● Supplied data
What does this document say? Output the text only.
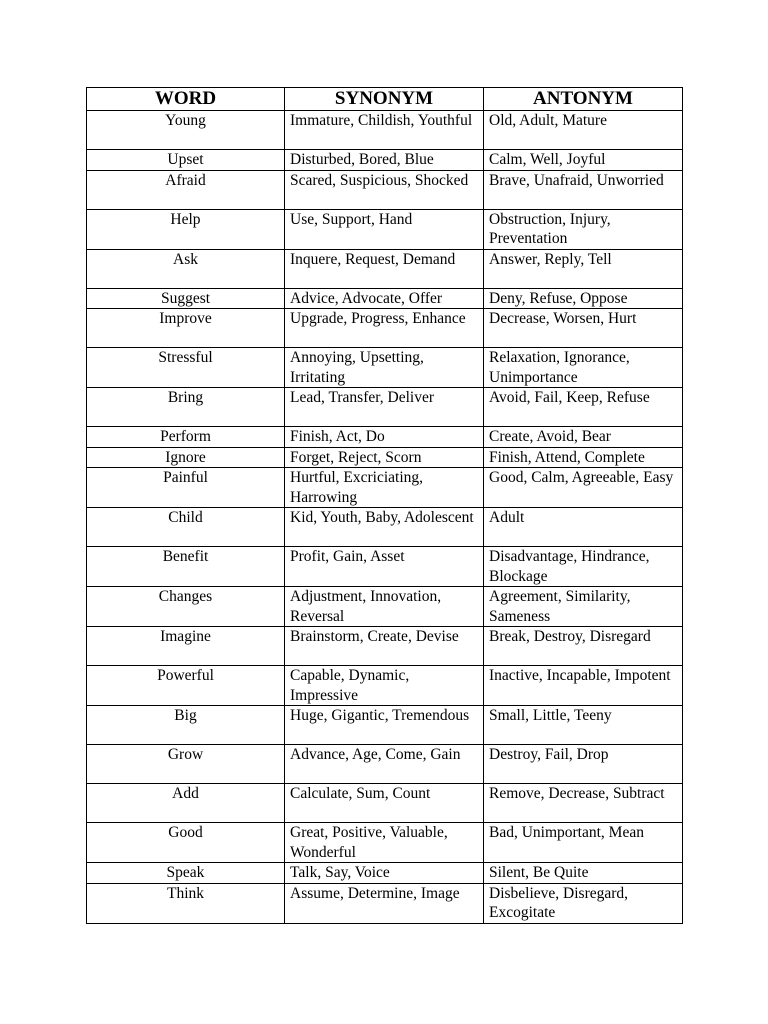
WORD	SYNONYM	ANTONYM
Young	Immature, Childish, Youthful	Old, Adult, Mature
Upset	Disturbed, Bored, Blue	Calm, Well, Joyful
Afraid	Scared, Suspicious, Shocked	Brave, Unafraid, Unworried
Help	Use, Support, Hand	Obstruction, Injury, Preventation
Ask	Inquere, Request, Demand	Answer, Reply, Tell
Suggest	Advice, Advocate, Offer	Deny, Refuse, Oppose
Improve	Upgrade, Progress, Enhance	Decrease, Worsen, Hurt
Stressful	Annoying, Upsetting, Irritating	Relaxation, Ignorance, Unimportance
Bring	Lead, Transfer, Deliver	Avoid, Fail, Keep, Refuse
Perform	Finish, Act, Do	Create, Avoid, Bear
Ignore	Forget, Reject, Scorn	Finish, Attend, Complete
Painful	Hurtful, Excriciating, Harrowing	Good, Calm, Agreeable, Easy
Child	Kid, Youth, Baby, Adolescent	Adult
Benefit	Profit, Gain, Asset	Disadvantage, Hindrance, Blockage
Changes	Adjustment, Innovation, Reversal	Agreement, Similarity, Sameness
Imagine	Brainstorm, Create, Devise	Break, Destroy, Disregard
Powerful	Capable, Dynamic, Impressive	Inactive, Incapable, Impotent
Big	Huge, Gigantic, Tremendous	Small, Little, Teeny
Grow	Advance, Age, Come, Gain	Destroy, Fail, Drop
Add	Calculate, Sum, Count	Remove, Decrease, Subtract
Good	Great, Positive, Valuable, Wonderful	Bad, Unimportant, Mean
Speak	Talk, Say, Voice	Silent, Be Quite
Think	Assume, Determine, Image	Disbelieve, Disregard, Excogitate
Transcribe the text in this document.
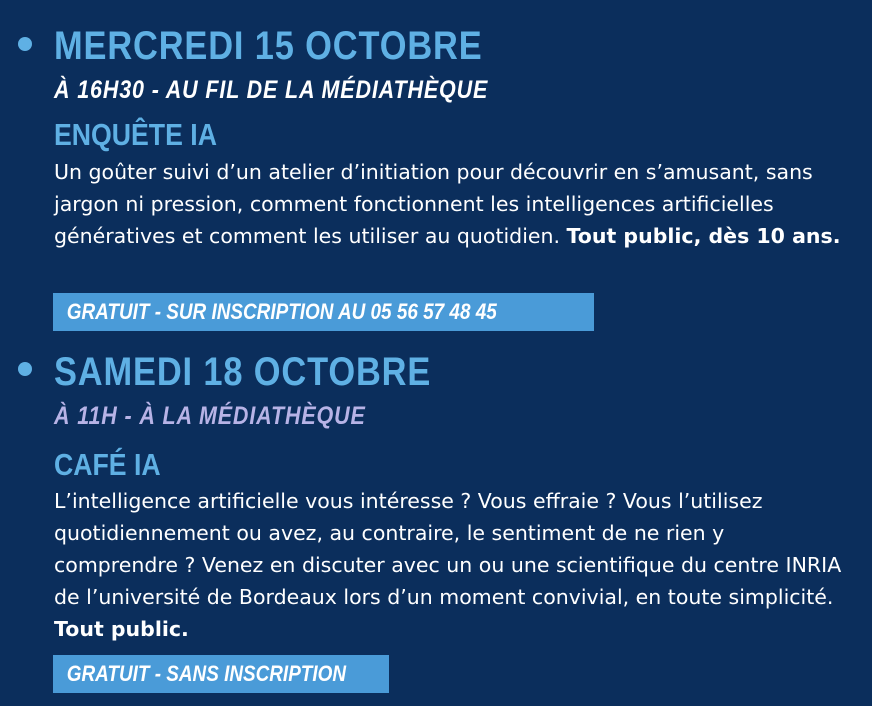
MERCREDI 15 OCTOBRE
À 16H30 - AU FIL DE LA MÉDIATHÈQUE
ENQUÊTE IA

Un goûter suivi d’un atelier d’initiation pour découvrir en s’amusant, sans jargon ni pression, comment fonctionnent les intelligences artificielles génératives et comment les utiliser au quotidien. Tout public, dès 10 ans.

GRATUIT - SUR INSCRIPTION AU 05 56 57 48 45
SAMEDI 18 OCTOBRE
À 11H - À LA MÉDIATHÈQUE
CAFÉ IA

L’intelligence artificielle vous intéresse ? Vous effraie ? Vous l’utilisez quotidiennement ou avez, au contraire, le sentiment de ne rien y comprendre ? Venez en discuter avec un ou une scientifique du centre INRIA de l’université de Bordeaux lors d’un moment convivial, en toute simplicité. Tout public.

GRATUIT - SANS INSCRIPTION
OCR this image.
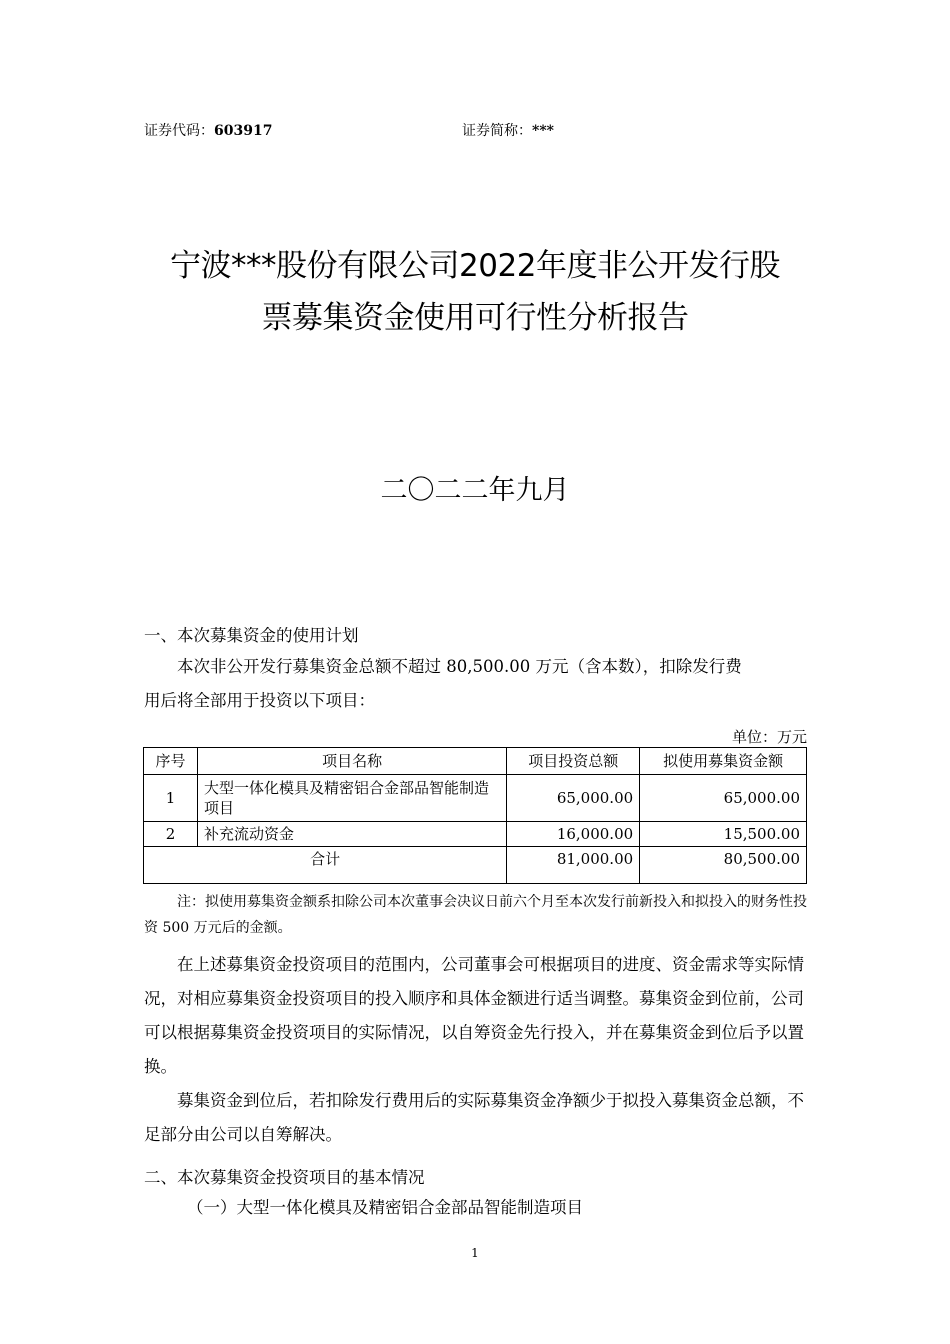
证券代码：603917	证券简称：***
宁波***股份有限公司2022年度非公开发行股
票募集资金使用可行性分析报告
二〇二二年九月
一、本次募集资金的使用计划
本次非公开发行募集资金总额不超过 80,500.00 万元（含本数），扣除发行费
用后将全部用于投资以下项目：
单位：万元
序号	项目名称	项目投资总额	拟使用募集资金额
1	大型一体化模具及精密铝合金部品智能制造项目	65,000.00	65,000.00
2	补充流动资金	16,000.00	15,500.00
合计		81,000.00	80,500.00
注：拟使用募集资金额系扣除公司本次董事会决议日前六个月至本次发行前新投入和拟投入的财务性投资 500 万元后的金额。
在上述募集资金投资项目的范围内，公司董事会可根据项目的进度、资金需求等实际情况，对相应募集资金投资项目的投入顺序和具体金额进行适当调整。募集资金到位前，公司可以根据募集资金投资项目的实际情况，以自筹资金先行投入，并在募集资金到位后予以置换。
募集资金到位后，若扣除发行费用后的实际募集资金净额少于拟投入募集资金总额，不足部分由公司以自筹解决。
二、本次募集资金投资项目的基本情况
（一）大型一体化模具及精密铝合金部品智能制造项目
1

● Exercise aim
Print the full listing exactly, dropping the pictures.

● Result below
What does this document say? Output the text only.
WORD	SYNONYM	ANTONYM
Young	Immature, Childish, Youthful	Old, Adult, Mature
Upset	Disturbed, Bored, Blue	Calm, Well, Joyful
Afraid	Scared, Suspicious, Shocked	Brave, Unafraid, Unworried
Help	Use, Support, Hand	Obstruction, Injury, Preventation
Ask	Inquere, Request, Demand	Answer, Reply, Tell
Suggest	Advice, Advocate, Offer	Deny, Refuse, Oppose
Improve	Upgrade, Progress, Enhance	Decrease, Worsen, Hurt
Stressful	Annoying, Upsetting, Irritating	Relaxation, Ignorance, Unimportance
Bring	Lead, Transfer, Deliver	Avoid, Fail, Keep, Refuse
Perform	Finish, Act, Do	Create, Avoid, Bear
Ignore	Forget, Reject, Scorn	Finish, Attend, Complete
Painful	Hurtful, Excriciating, Harrowing	Good, Calm, Agreeable, Easy
Child	Kid, Youth, Baby, Adolescent	Adult
Benefit	Profit, Gain, Asset	Disadvantage, Hindrance, Blockage
Changes	Adjustment, Innovation, Reversal	Agreement, Similarity, Sameness
Imagine	Brainstorm, Create, Devise	Break, Destroy, Disregard
Powerful	Capable, Dynamic, Impressive	Inactive, Incapable, Impotent
Big	Huge, Gigantic, Tremendous	Small, Little, Teeny
Grow	Advance, Age, Come, Gain	Destroy, Fail, Drop
Add	Calculate, Sum, Count	Remove, Decrease, Subtract
Good	Great, Positive, Valuable, Wonderful	Bad, Unimportant, Mean
Speak	Talk, Say, Voice	Silent, Be Quite
Think	Assume, Determine, Image	Disbelieve, Disregard, Excogitate
Transcribe the text in this document.
MERCREDI 15 OCTOBRE
À 16H30 - AU FIL DE LA MÉDIATHÈQUE
ENQUÊTE IA

Un goûter suivi d’un atelier d’initiation pour découvrir en s’amusant, sans jargon ni pression, comment fonctionnent les intelligences artificielles génératives et comment les utiliser au quotidien. Tout public, dès 10 ans.

GRATUIT - SUR INSCRIPTION AU 05 56 57 48 45
SAMEDI 18 OCTOBRE
À 11H - À LA MÉDIATHÈQUE
CAFÉ IA

L’intelligence artificielle vous intéresse ? Vous effraie ? Vous l’utilisez quotidiennement ou avez, au contraire, le sentiment de ne rien y comprendre ? Venez en discuter avec un ou une scientifique du centre INRIA de l’université de Bordeaux lors d’un moment convivial, en toute simplicité. Tout public.

GRATUIT - SANS INSCRIPTION
OCR this image.
证券代码：603917	证券简称：***
宁波***股份有限公司2022年度非公开发行股
票募集资金使用可行性分析报告
二〇二二年九月
一、本次募集资金的使用计划
本次非公开发行募集资金总额不超过 80,500.00 万元（含本数），扣除发行费
用后将全部用于投资以下项目：
单位：万元
序号	项目名称	项目投资总额	拟使用募集资金额
1	大型一体化模具及精密铝合金部品智能制造项目	65,000.00	65,000.00
2	补充流动资金	16,000.00	15,500.00
合计		81,000.00	80,500.00
注：拟使用募集资金额系扣除公司本次董事会决议日前六个月至本次发行前新投入和拟投入的财务性投资 500 万元后的金额。
在上述募集资金投资项目的范围内，公司董事会可根据项目的进度、资金需求等实际情况，对相应募集资金投资项目的投入顺序和具体金额进行适当调整。募集资金到位前，公司可以根据募集资金投资项目的实际情况，以自筹资金先行投入，并在募集资金到位后予以置换。
募集资金到位后，若扣除发行费用后的实际募集资金净额少于拟投入募集资金总额，不足部分由公司以自筹解决。
二、本次募集资金投资项目的基本情况
（一）大型一体化模具及精密铝合金部品智能制造项目
1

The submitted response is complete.